-- Start --

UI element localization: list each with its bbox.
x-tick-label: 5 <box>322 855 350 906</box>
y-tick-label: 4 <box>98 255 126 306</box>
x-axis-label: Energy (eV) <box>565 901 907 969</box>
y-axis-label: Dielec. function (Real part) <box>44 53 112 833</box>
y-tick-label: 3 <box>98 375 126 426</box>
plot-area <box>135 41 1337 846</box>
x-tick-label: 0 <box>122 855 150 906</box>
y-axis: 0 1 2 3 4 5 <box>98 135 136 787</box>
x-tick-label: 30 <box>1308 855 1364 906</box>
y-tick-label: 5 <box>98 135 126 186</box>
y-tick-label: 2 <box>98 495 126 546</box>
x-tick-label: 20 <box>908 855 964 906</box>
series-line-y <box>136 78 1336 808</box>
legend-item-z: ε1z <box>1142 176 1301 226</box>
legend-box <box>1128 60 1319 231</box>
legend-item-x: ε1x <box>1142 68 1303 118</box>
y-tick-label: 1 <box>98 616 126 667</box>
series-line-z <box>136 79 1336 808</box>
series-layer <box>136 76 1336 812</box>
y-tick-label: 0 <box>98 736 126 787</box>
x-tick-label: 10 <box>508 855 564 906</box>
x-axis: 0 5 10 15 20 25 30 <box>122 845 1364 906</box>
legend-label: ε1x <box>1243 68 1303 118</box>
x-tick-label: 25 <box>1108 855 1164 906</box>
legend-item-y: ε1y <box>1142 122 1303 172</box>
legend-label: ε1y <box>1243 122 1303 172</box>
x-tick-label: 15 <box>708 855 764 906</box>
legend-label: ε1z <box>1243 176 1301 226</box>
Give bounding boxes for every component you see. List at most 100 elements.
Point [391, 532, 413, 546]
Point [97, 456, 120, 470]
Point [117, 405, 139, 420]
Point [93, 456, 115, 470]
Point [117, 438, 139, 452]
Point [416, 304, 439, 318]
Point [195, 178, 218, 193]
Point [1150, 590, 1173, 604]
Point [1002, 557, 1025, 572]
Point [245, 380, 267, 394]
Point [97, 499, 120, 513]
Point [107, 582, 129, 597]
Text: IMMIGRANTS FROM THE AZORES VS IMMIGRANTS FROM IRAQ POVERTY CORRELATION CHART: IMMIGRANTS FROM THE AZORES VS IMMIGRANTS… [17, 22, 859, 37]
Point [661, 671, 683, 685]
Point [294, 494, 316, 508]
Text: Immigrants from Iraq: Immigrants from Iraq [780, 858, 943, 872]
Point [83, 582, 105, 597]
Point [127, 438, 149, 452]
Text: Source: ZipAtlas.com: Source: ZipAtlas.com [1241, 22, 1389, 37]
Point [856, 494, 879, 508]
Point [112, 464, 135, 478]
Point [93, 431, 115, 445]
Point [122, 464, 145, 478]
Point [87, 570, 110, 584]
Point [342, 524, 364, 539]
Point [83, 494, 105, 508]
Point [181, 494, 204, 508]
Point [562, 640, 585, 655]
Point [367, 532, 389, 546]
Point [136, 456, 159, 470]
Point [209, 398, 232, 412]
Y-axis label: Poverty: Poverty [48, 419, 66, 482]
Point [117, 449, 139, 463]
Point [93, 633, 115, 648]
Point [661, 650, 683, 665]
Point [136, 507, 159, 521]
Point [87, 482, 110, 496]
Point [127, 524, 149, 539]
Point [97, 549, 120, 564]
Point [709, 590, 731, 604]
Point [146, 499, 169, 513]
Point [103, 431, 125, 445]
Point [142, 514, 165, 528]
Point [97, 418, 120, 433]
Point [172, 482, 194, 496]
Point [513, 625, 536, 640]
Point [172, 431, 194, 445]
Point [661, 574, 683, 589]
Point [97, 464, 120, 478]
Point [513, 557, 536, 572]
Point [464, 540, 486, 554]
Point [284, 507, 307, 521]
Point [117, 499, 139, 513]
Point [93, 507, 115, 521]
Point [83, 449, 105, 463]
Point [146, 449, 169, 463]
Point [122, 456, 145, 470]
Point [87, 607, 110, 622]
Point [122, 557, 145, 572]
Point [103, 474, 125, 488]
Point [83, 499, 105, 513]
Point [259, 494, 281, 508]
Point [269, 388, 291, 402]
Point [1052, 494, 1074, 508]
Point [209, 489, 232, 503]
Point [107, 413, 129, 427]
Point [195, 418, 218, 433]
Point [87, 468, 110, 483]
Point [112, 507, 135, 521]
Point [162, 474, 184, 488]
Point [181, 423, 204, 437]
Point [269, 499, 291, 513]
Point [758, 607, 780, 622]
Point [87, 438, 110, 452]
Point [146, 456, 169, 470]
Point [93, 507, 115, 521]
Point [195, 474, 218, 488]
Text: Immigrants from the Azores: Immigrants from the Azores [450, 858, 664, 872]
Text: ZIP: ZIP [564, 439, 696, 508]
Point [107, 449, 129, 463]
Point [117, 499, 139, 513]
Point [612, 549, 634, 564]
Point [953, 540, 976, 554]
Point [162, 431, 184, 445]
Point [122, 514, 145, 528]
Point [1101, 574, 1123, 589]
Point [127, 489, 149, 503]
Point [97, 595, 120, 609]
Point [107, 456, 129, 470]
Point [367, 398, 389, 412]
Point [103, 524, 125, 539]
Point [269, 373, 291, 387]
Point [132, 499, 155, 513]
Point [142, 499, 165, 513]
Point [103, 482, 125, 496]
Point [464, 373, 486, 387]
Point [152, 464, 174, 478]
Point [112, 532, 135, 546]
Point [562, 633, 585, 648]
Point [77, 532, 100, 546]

-- End --

Reproduce all of the records above word for word, with every line unchanged.

The result
UI element localization: list each with its bbox.
x-tick-label: 5 <box>322 855 350 906</box>
y-tick-label: 4 <box>98 255 126 306</box>
x-axis-label: Energy (eV) <box>565 901 907 969</box>
y-axis-label: Dielec. function (Real part) <box>44 53 112 833</box>
y-tick-label: 3 <box>98 375 126 426</box>
plot-area <box>135 41 1337 846</box>
x-tick-label: 0 <box>122 855 150 906</box>
y-axis: 0 1 2 3 4 5 <box>98 135 136 787</box>
x-tick-label: 30 <box>1308 855 1364 906</box>
y-tick-label: 5 <box>98 135 126 186</box>
y-tick-label: 2 <box>98 495 126 546</box>
x-tick-label: 20 <box>908 855 964 906</box>
series-line-y <box>136 78 1336 808</box>
legend-item-z: ε1z <box>1142 176 1301 226</box>
legend-box <box>1128 60 1319 231</box>
legend-item-x: ε1x <box>1142 68 1303 118</box>
y-tick-label: 1 <box>98 616 126 667</box>
series-line-z <box>136 79 1336 808</box>
series-layer <box>136 76 1336 812</box>
y-tick-label: 0 <box>98 736 126 787</box>
x-tick-label: 10 <box>508 855 564 906</box>
x-axis: 0 5 10 15 20 25 30 <box>122 845 1364 906</box>
legend-label: ε1x <box>1243 68 1303 118</box>
x-tick-label: 25 <box>1108 855 1164 906</box>
legend-item-y: ε1y <box>1142 122 1303 172</box>
legend-label: ε1y <box>1243 122 1303 172</box>
x-tick-label: 15 <box>708 855 764 906</box>
legend-label: ε1z <box>1243 176 1301 226</box>
Give bounding boxes for every component you see. List at most 100 elements.
Point [391, 532, 413, 546]
Point [97, 456, 120, 470]
Point [117, 405, 139, 420]
Point [93, 456, 115, 470]
Point [117, 438, 139, 452]
Point [416, 304, 439, 318]
Point [195, 178, 218, 193]
Point [1150, 590, 1173, 604]
Point [1002, 557, 1025, 572]
Point [245, 380, 267, 394]
Point [97, 499, 120, 513]
Point [107, 582, 129, 597]
Text: IMMIGRANTS FROM THE AZORES VS IMMIGRANTS FROM IRAQ POVERTY CORRELATION CHART: IMMIGRANTS FROM THE AZORES VS IMMIGRANTS… [17, 22, 859, 37]
Point [661, 671, 683, 685]
Point [294, 494, 316, 508]
Text: Immigrants from Iraq: Immigrants from Iraq [780, 858, 943, 872]
Point [83, 582, 105, 597]
Point [127, 438, 149, 452]
Text: Source: ZipAtlas.com: Source: ZipAtlas.com [1241, 22, 1389, 37]
Point [856, 494, 879, 508]
Point [112, 464, 135, 478]
Point [93, 431, 115, 445]
Point [122, 464, 145, 478]
Point [87, 570, 110, 584]
Point [342, 524, 364, 539]
Point [83, 494, 105, 508]
Point [181, 494, 204, 508]
Point [562, 640, 585, 655]
Point [367, 532, 389, 546]
Point [136, 456, 159, 470]
Point [209, 398, 232, 412]
Y-axis label: Poverty: Poverty [48, 419, 66, 482]
Point [117, 449, 139, 463]
Point [93, 633, 115, 648]
Point [661, 650, 683, 665]
Point [136, 507, 159, 521]
Point [87, 482, 110, 496]
Point [127, 524, 149, 539]
Point [97, 549, 120, 564]
Point [709, 590, 731, 604]
Point [146, 499, 169, 513]
Point [103, 431, 125, 445]
Point [142, 514, 165, 528]
Point [97, 418, 120, 433]
Point [172, 482, 194, 496]
Point [513, 625, 536, 640]
Point [172, 431, 194, 445]
Point [661, 574, 683, 589]
Point [97, 464, 120, 478]
Point [513, 557, 536, 572]
Point [464, 540, 486, 554]
Point [284, 507, 307, 521]
Point [117, 499, 139, 513]
Point [93, 507, 115, 521]
Point [83, 449, 105, 463]
Point [146, 449, 169, 463]
Point [122, 456, 145, 470]
Point [87, 607, 110, 622]
Point [122, 557, 145, 572]
Point [103, 474, 125, 488]
Point [83, 499, 105, 513]
Point [259, 494, 281, 508]
Point [269, 388, 291, 402]
Point [1052, 494, 1074, 508]
Point [209, 489, 232, 503]
Point [107, 413, 129, 427]
Point [195, 418, 218, 433]
Point [87, 468, 110, 483]
Point [112, 507, 135, 521]
Point [162, 474, 184, 488]
Point [181, 423, 204, 437]
Point [269, 499, 291, 513]
Point [758, 607, 780, 622]
Point [87, 438, 110, 452]
Point [146, 456, 169, 470]
Point [93, 507, 115, 521]
Point [195, 474, 218, 488]
Text: Immigrants from the Azores: Immigrants from the Azores [450, 858, 664, 872]
Text: ZIP: ZIP [564, 439, 696, 508]
Point [107, 449, 129, 463]
Point [117, 499, 139, 513]
Point [612, 549, 634, 564]
Point [953, 540, 976, 554]
Point [162, 431, 184, 445]
Point [122, 514, 145, 528]
Point [1101, 574, 1123, 589]
Point [127, 489, 149, 503]
Point [97, 595, 120, 609]
Point [107, 456, 129, 470]
Point [367, 398, 389, 412]
Point [103, 524, 125, 539]
Point [269, 373, 291, 387]
Point [132, 499, 155, 513]
Point [142, 499, 165, 513]
Point [103, 482, 125, 496]
Point [464, 373, 486, 387]
Point [152, 464, 174, 478]
Point [112, 532, 135, 546]
Point [562, 633, 585, 648]
Point [77, 532, 100, 546]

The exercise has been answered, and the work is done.